- **EXERCISE DIRECTIONS**: Go through the listing and pick out each line with the word "modo" in it.

- **MATERIAL SHOWN**:
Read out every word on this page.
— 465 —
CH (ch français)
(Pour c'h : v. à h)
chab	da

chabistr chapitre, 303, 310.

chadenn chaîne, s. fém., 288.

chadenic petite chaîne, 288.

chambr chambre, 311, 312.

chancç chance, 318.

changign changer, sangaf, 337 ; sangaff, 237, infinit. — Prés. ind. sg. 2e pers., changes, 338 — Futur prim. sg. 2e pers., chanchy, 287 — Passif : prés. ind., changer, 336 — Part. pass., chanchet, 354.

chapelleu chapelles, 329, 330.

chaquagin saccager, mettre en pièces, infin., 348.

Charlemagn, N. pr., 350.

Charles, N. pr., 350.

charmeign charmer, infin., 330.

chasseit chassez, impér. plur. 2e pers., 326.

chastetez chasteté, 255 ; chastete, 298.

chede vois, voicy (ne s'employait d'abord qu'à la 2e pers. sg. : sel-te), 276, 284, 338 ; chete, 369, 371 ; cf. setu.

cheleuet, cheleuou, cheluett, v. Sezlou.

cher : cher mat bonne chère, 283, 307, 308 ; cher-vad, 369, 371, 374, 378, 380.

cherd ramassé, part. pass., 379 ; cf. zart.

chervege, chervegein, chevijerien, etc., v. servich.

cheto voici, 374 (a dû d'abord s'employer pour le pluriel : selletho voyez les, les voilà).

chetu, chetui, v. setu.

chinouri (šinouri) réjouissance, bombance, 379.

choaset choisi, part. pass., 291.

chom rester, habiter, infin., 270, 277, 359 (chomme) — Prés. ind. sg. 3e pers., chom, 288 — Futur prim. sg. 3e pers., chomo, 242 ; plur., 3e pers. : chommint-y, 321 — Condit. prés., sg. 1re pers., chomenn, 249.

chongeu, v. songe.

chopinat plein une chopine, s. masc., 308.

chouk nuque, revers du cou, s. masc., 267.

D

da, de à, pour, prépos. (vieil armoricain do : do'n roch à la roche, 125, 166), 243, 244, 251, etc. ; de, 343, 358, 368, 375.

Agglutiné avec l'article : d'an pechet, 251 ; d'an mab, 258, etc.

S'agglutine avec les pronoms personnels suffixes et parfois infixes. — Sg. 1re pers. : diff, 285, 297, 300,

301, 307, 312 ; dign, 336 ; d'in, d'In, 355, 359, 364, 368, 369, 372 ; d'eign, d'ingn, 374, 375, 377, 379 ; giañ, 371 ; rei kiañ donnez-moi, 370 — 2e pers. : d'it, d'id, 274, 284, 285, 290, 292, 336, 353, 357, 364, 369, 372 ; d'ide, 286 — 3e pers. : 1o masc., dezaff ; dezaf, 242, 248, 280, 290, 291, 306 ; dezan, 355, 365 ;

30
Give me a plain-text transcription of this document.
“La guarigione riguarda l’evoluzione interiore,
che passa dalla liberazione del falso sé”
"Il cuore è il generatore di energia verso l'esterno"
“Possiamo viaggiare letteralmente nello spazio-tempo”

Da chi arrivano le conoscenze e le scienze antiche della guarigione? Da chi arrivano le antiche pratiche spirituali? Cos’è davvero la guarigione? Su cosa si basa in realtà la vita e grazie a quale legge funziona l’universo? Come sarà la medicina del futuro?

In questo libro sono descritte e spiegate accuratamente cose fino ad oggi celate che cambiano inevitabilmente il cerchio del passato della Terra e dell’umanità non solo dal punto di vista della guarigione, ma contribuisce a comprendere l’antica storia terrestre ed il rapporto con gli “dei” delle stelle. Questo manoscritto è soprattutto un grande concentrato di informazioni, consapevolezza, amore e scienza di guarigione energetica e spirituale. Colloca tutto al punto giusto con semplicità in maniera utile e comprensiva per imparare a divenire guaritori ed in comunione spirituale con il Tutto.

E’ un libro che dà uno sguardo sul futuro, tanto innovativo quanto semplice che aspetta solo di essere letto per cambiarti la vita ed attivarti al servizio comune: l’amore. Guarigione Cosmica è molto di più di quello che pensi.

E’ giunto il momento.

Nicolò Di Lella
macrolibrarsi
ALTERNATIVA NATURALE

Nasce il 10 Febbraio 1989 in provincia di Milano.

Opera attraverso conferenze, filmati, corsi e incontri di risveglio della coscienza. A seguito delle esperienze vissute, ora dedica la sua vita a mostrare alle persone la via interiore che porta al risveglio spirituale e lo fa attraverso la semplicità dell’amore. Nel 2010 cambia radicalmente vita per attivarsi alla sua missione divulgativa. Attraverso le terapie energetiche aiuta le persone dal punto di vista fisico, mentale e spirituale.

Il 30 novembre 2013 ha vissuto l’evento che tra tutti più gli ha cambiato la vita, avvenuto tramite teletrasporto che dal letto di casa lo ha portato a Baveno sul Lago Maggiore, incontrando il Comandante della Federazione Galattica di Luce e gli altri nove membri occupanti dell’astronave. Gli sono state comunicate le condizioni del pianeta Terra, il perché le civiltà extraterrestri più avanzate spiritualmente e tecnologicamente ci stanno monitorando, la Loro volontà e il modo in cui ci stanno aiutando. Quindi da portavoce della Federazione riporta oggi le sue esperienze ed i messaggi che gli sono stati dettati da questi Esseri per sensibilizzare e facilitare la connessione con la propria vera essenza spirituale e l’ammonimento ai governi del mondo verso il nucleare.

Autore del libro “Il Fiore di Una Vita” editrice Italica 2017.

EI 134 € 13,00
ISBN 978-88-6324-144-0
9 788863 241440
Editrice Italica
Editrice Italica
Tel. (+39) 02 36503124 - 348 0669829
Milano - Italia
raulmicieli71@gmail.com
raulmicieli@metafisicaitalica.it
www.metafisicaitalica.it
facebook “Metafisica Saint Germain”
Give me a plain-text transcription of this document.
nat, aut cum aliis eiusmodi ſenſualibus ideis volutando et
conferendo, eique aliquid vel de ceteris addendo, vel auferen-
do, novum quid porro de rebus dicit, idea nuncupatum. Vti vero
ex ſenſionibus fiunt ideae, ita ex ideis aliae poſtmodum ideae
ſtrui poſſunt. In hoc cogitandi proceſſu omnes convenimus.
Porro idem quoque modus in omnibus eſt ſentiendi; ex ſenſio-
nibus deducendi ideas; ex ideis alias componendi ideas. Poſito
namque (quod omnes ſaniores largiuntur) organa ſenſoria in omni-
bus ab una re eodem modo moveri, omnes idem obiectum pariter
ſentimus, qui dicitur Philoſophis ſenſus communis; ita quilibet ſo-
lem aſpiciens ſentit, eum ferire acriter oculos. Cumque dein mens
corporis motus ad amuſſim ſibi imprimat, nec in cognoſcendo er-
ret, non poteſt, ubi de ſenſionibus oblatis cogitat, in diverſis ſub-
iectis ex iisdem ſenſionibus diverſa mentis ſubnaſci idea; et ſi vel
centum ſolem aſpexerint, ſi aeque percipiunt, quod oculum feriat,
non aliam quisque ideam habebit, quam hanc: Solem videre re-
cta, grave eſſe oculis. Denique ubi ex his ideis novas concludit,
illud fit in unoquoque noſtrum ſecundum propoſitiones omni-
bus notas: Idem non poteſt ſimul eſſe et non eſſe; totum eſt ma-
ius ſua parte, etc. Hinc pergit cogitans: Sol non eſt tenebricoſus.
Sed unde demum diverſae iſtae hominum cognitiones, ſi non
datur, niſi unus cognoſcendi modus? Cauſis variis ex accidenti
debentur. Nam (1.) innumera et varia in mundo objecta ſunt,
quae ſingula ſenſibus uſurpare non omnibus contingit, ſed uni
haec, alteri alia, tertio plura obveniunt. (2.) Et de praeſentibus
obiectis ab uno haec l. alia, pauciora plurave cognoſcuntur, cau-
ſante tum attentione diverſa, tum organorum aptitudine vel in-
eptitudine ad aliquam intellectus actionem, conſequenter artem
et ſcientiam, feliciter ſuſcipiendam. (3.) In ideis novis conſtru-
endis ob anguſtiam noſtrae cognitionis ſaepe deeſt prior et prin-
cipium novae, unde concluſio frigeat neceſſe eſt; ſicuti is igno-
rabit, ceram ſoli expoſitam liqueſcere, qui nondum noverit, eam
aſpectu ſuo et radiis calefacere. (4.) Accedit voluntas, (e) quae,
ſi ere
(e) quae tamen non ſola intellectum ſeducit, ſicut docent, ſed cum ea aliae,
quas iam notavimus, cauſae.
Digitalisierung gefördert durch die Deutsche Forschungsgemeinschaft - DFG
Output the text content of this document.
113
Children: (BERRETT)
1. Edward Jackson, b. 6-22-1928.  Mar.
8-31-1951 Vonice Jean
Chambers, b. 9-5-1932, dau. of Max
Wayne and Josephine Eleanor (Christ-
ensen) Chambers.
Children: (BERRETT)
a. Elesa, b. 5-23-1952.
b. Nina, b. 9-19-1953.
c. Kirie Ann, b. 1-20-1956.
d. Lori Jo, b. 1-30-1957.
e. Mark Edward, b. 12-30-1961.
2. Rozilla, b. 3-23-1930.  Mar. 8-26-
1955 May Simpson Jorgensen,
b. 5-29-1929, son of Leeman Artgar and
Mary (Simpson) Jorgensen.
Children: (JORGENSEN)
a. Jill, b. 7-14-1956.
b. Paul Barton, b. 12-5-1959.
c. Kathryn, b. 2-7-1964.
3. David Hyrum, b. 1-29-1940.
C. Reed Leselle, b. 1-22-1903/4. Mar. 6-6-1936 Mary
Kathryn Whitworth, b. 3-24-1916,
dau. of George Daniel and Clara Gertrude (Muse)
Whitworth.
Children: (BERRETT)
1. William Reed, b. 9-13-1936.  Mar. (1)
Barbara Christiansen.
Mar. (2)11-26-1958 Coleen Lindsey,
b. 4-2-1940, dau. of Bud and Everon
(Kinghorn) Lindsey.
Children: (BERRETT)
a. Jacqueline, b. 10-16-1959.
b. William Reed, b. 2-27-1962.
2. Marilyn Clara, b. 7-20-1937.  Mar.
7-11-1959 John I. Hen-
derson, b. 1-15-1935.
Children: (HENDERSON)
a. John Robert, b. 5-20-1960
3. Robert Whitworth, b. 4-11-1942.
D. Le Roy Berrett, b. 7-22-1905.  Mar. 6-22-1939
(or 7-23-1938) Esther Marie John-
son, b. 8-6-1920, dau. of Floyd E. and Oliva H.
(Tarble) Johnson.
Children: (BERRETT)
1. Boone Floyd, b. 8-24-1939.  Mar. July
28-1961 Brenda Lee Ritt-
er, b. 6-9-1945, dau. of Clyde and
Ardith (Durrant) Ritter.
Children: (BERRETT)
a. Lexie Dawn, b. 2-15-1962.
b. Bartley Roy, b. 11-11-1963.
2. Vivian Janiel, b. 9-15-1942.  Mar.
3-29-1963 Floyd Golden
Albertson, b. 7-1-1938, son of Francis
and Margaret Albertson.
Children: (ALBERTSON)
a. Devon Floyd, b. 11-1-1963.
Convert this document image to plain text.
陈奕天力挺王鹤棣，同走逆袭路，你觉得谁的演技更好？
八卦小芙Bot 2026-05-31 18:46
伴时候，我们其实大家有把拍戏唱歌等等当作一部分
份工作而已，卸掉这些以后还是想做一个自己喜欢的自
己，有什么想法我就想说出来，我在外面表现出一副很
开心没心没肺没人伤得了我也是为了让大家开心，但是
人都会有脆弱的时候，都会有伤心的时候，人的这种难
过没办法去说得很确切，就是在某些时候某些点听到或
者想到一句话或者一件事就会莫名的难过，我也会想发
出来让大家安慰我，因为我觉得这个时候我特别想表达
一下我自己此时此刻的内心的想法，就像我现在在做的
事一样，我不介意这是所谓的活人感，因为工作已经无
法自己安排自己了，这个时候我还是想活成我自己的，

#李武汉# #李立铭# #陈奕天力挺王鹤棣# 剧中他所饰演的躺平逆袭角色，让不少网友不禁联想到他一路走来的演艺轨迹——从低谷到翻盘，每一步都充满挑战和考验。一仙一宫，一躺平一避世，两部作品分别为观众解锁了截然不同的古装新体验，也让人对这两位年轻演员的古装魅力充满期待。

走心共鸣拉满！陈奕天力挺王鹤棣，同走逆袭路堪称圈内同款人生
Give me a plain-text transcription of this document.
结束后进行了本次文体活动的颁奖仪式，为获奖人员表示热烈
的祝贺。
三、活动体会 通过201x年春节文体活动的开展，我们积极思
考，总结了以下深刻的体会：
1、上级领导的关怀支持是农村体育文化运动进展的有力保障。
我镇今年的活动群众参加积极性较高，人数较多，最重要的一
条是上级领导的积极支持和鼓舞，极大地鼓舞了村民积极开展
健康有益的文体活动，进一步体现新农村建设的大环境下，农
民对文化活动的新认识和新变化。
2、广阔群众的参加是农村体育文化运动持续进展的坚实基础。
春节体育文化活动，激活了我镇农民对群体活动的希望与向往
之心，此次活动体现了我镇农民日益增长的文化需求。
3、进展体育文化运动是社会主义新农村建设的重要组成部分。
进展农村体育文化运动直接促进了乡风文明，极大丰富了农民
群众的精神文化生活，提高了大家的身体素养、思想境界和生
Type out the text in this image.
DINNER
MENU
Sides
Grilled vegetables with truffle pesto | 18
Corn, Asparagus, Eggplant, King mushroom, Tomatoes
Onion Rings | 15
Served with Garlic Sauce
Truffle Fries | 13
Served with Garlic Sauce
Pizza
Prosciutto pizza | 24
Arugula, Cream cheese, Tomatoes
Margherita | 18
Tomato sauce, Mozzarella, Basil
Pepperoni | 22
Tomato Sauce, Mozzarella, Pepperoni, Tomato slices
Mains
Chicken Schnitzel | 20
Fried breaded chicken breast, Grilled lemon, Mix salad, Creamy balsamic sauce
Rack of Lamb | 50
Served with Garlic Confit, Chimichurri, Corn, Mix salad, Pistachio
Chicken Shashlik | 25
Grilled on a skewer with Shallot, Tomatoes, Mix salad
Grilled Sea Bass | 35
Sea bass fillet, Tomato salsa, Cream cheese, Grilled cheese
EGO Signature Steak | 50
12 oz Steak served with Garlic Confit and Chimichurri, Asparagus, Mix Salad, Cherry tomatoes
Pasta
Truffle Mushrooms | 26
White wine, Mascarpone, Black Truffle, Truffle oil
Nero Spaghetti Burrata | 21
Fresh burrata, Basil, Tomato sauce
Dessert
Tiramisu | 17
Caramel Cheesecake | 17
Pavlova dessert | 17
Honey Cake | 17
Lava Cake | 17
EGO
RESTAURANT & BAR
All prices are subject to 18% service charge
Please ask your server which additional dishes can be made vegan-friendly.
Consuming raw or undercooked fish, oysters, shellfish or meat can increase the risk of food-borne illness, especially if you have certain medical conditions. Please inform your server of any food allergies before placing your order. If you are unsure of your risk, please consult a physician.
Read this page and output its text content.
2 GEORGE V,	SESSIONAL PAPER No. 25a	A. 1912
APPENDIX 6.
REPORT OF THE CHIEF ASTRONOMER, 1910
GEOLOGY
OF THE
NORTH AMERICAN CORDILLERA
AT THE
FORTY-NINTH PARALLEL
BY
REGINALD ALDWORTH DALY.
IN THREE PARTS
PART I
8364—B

- **CORRECT RESULT**:
Il 30 novembre 2013 ha vissuto l’evento che tra tutti più gli ha cambiato la vita, avvenuto tramite teletrasporto che dal letto di casa lo ha portato a Baveno sul Lago Maggiore, incontrando il Comandante della Federazione Galattica di Luce e gli altri nove membri occupanti dell’astronave. Gli sono state comunicate le condizioni del pianeta Terra, il perché le civiltà extraterrestri più avanzate spiritualmente e tecnologicamente ci stanno monitorando, la Loro volontà e il modo in cui ci stanno aiutando. Quindi da portavoce della Federazione riporta oggi le sue esperienze ed i messaggi che gli sono stati dettati da questi Esseri per sensibilizzare e facilitare la connessione con la propria vera essenza spirituale e l’ammonimento ai governi del mondo verso il nucleare.
bus ab una re eodem modo moveri, omnes idem obiectum pariter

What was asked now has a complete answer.